(Data tied to figure images)
-- start --

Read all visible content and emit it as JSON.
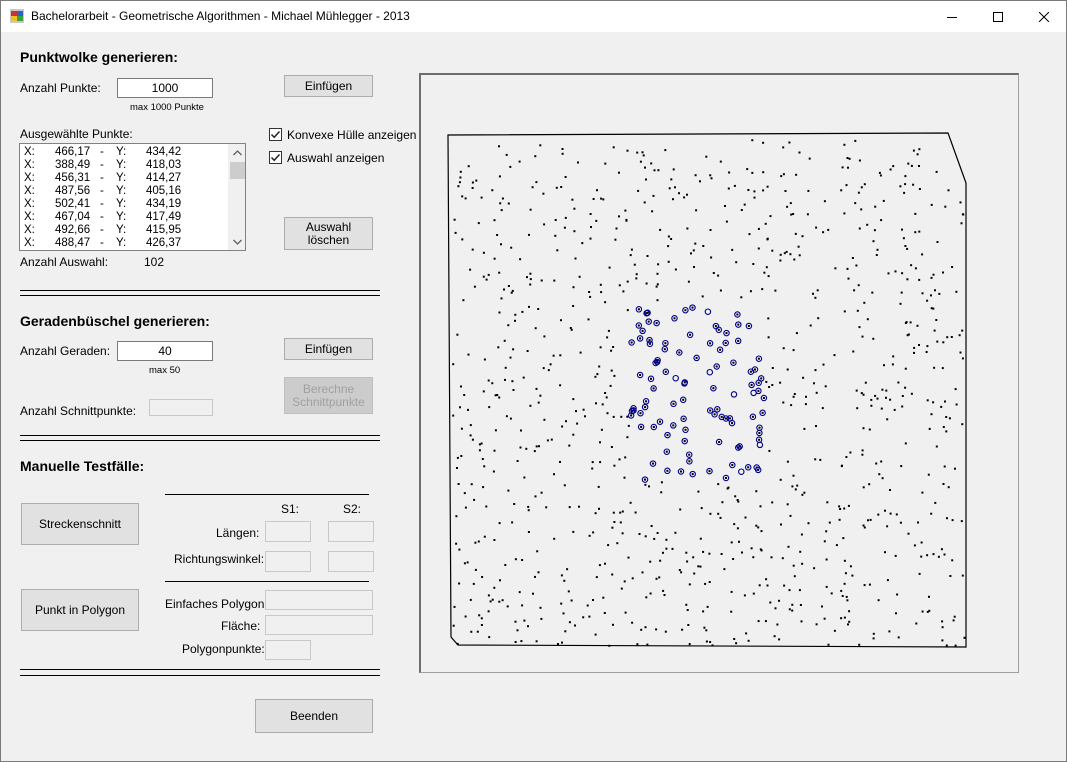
{
  "window": {
    "title": "Bachelorarbeit - Geometrische Algorithmen - Michael Mühlegger - 2013"
  },
  "point_cloud": {
    "heading": "Punktwolke generieren:",
    "count_label": "Anzahl Punkte:",
    "count_value": "1000",
    "count_hint": "max 1000 Punkte",
    "insert_button": "Einfügen",
    "selected_label": "Ausgewählte Punkte:",
    "selected_points": [
      {
        "x": "466,17",
        "y": "434,42"
      },
      {
        "x": "388,49",
        "y": "418,03"
      },
      {
        "x": "456,31",
        "y": "414,27"
      },
      {
        "x": "487,56",
        "y": "405,16"
      },
      {
        "x": "502,41",
        "y": "434,19"
      },
      {
        "x": "467,04",
        "y": "417,49"
      },
      {
        "x": "492,66",
        "y": "415,95"
      },
      {
        "x": "488,47",
        "y": "426,37"
      }
    ],
    "x_label": "X:",
    "y_label": "Y:",
    "dash": "-",
    "convex_hull_checkbox": "Konvexe Hülle anzeigen",
    "convex_hull_checked": true,
    "show_selection_checkbox": "Auswahl anzeigen",
    "show_selection_checked": true,
    "clear_selection_button": "Auswahl\nlöschen",
    "selection_count_label": "Anzahl Auswahl:",
    "selection_count_value": "102"
  },
  "line_bundle": {
    "heading": "Geradenbüschel generieren:",
    "count_label": "Anzahl Geraden:",
    "count_value": "40",
    "count_hint": "max 50",
    "insert_button": "Einfügen",
    "compute_button": "Berechne\nSchnittpunkte",
    "intersections_label": "Anzahl Schnittpunkte:",
    "intersections_value": ""
  },
  "manual_tests": {
    "heading": "Manuelle Testfälle:",
    "segment_button": "Streckenschnitt",
    "s1_label": "S1:",
    "s2_label": "S2:",
    "lengths_label": "Längen:",
    "direction_label": "Richtungswinkel:",
    "point_in_polygon_button": "Punkt in Polygon",
    "simple_polygon_label": "Einfaches Polygon:",
    "area_label": "Fläche:",
    "polygon_points_label": "Polygonpunkte:"
  },
  "exit_button": "Beenden",
  "colors": {
    "point": "#000000",
    "selected_point": "#00008b",
    "hull": "#000000",
    "window_bg": "#f0f0f0"
  }
}
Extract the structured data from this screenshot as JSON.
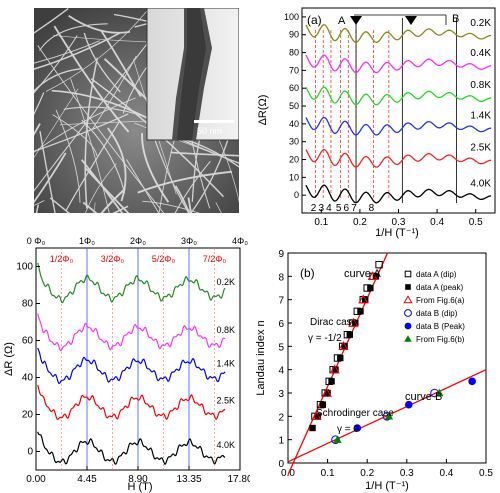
{
  "panels": {
    "micrograph": {
      "scale_bar": "50 nm"
    },
    "a": {
      "label": "(a)",
      "marker_A": "A",
      "marker_B": "B",
      "xlabel": "1/H (T⁻¹)",
      "ylabel": "ΔR(Ω)",
      "xticks": [
        "0.1",
        "0.2",
        "0.3",
        "0.4",
        "0.5"
      ],
      "yticks": [
        "0",
        "10",
        "20",
        "30",
        "40",
        "50",
        "60",
        "70",
        "80",
        "90",
        "100"
      ],
      "peak_numbers": [
        "2",
        "3",
        "4",
        "5",
        "6",
        "7",
        "8"
      ],
      "temps": [
        "0.2K",
        "0.4K",
        "0.8K",
        "1.4K",
        "2.5K",
        "4.0K"
      ]
    },
    "c": {
      "xlabel": "H (T)",
      "ylabel": "ΔR (Ω)",
      "xticks": [
        "0.00",
        "4.45",
        "8.90",
        "13.35",
        "17.80"
      ],
      "yticks": [
        "0",
        "20",
        "40",
        "60",
        "80",
        "100"
      ],
      "flux_top": [
        "0 Φ₀",
        "1Φ₀",
        "2Φ₀",
        "3Φ₀",
        "4Φ₀"
      ],
      "half_flux": [
        "1/2Φ₀",
        "3/2Φ₀",
        "5/2Φ₀",
        "7/2Φ₀"
      ],
      "temps": [
        "0.2K",
        "0.8K",
        "1.4K",
        "2.5K",
        "4.0K"
      ]
    },
    "b": {
      "label": "(b)",
      "xlabel": "1/H (T⁻¹)",
      "ylabel": "Landau index n",
      "xticks": [
        "0.0",
        "0.1",
        "0.2",
        "0.3",
        "0.4",
        "0.5"
      ],
      "yticks": [
        "0",
        "1",
        "2",
        "3",
        "4",
        "5",
        "6",
        "7",
        "8",
        "9"
      ],
      "curve_A": "curve A",
      "curve_B": "curve B",
      "dirac_case": "Dirac case",
      "dirac_gamma": "γ = -1/2",
      "schrodinger_case": "Schrodinger case",
      "schrodinger_gamma": "γ = 0",
      "legend": [
        "data A (dip)",
        "data A (peak)",
        "From Fig.6(a)",
        "data B (dip)",
        "data B (Peak)",
        "From Fig.6(b)"
      ]
    }
  },
  "chart_data": [
    {
      "panel": "a",
      "type": "line",
      "xlabel": "1/H (T⁻¹)",
      "ylabel": "ΔR(Ω)",
      "xlim": [
        0.05,
        0.55
      ],
      "ylim": [
        -10,
        105
      ],
      "series_colors": [
        "#8a8a1a",
        "#ff2cff",
        "#22dd22",
        "#2233ff",
        "#ff2222",
        "#000000"
      ],
      "offsets": [
        90,
        73,
        55,
        38,
        20,
        0
      ],
      "dashed_lines_x": [
        0.085,
        0.105,
        0.125,
        0.15,
        0.17,
        0.19,
        0.235,
        0.275
      ],
      "solid_lines_x": [
        0.19,
        0.31,
        0.45
      ]
    },
    {
      "panel": "c",
      "type": "line",
      "xlabel": "H (T)",
      "ylabel": "ΔR (Ω)",
      "xlim": [
        0,
        17.8
      ],
      "ylim": [
        -10,
        110
      ],
      "series_colors": [
        "#228b22",
        "#ff33ff",
        "#0000ff",
        "#ff0000",
        "#000000"
      ],
      "offsets": [
        88,
        62,
        44,
        24,
        0
      ],
      "flux_lines_x": [
        4.45,
        8.9,
        13.35
      ]
    },
    {
      "panel": "b",
      "type": "scatter",
      "xlabel": "1/H (T⁻¹)",
      "ylabel": "Landau index n",
      "xlim": [
        0,
        0.5
      ],
      "ylim": [
        0,
        9
      ],
      "series": [
        {
          "name": "data A (dip)",
          "marker": "open-square",
          "color": "#000000",
          "points": [
            [
              0.068,
              2
            ],
            [
              0.082,
              2.5
            ],
            [
              0.094,
              3
            ],
            [
              0.104,
              3.5
            ],
            [
              0.114,
              4
            ],
            [
              0.125,
              4.5
            ],
            [
              0.138,
              5
            ],
            [
              0.15,
              5.5
            ],
            [
              0.163,
              6
            ],
            [
              0.175,
              6.5
            ],
            [
              0.19,
              7
            ],
            [
              0.2,
              7.5
            ],
            [
              0.215,
              8
            ],
            [
              0.23,
              8.5
            ]
          ]
        },
        {
          "name": "data A (peak)",
          "marker": "filled-square",
          "color": "#000000",
          "points": [
            [
              0.062,
              1.5
            ],
            [
              0.075,
              2
            ],
            [
              0.088,
              2.5
            ],
            [
              0.1,
              3
            ],
            [
              0.11,
              3.5
            ],
            [
              0.12,
              4
            ],
            [
              0.132,
              4.5
            ],
            [
              0.143,
              5
            ],
            [
              0.156,
              5.5
            ],
            [
              0.17,
              6
            ],
            [
              0.183,
              6.5
            ],
            [
              0.195,
              7
            ],
            [
              0.208,
              7.5
            ],
            [
              0.222,
              8
            ]
          ]
        },
        {
          "name": "From Fig.6(a)",
          "marker": "open-triangle",
          "color": "#ff0000",
          "points": [
            [
              0.072,
              2
            ],
            [
              0.098,
              3
            ],
            [
              0.118,
              4
            ],
            [
              0.14,
              5
            ],
            [
              0.165,
              6
            ],
            [
              0.19,
              7
            ],
            [
              0.214,
              8
            ]
          ]
        },
        {
          "name": "data B (dip)",
          "marker": "open-circle",
          "color": "#0000ff",
          "points": [
            [
              0.12,
              1
            ],
            [
              0.25,
              2
            ],
            [
              0.37,
              3
            ]
          ]
        },
        {
          "name": "data B (Peak)",
          "marker": "filled-circle",
          "color": "#0000ff",
          "points": [
            [
              0.175,
              1.5
            ],
            [
              0.305,
              2.5
            ],
            [
              0.465,
              3.5
            ]
          ]
        },
        {
          "name": "From Fig.6(b)",
          "marker": "filled-triangle",
          "color": "#008000",
          "points": [
            [
              0.125,
              1
            ],
            [
              0.255,
              2
            ],
            [
              0.382,
              3
            ]
          ]
        }
      ],
      "fit_lines": [
        {
          "name": "curve A",
          "intercept": -0.5,
          "slope": 37.8
        },
        {
          "name": "curve B",
          "intercept": 0.05,
          "slope": 7.9
        }
      ]
    }
  ]
}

-- end --

WRITTEN REQUEST –
Find every line of the data that holds the string "heading", then say how many there are and nothing else.

FULL ANSWER –
3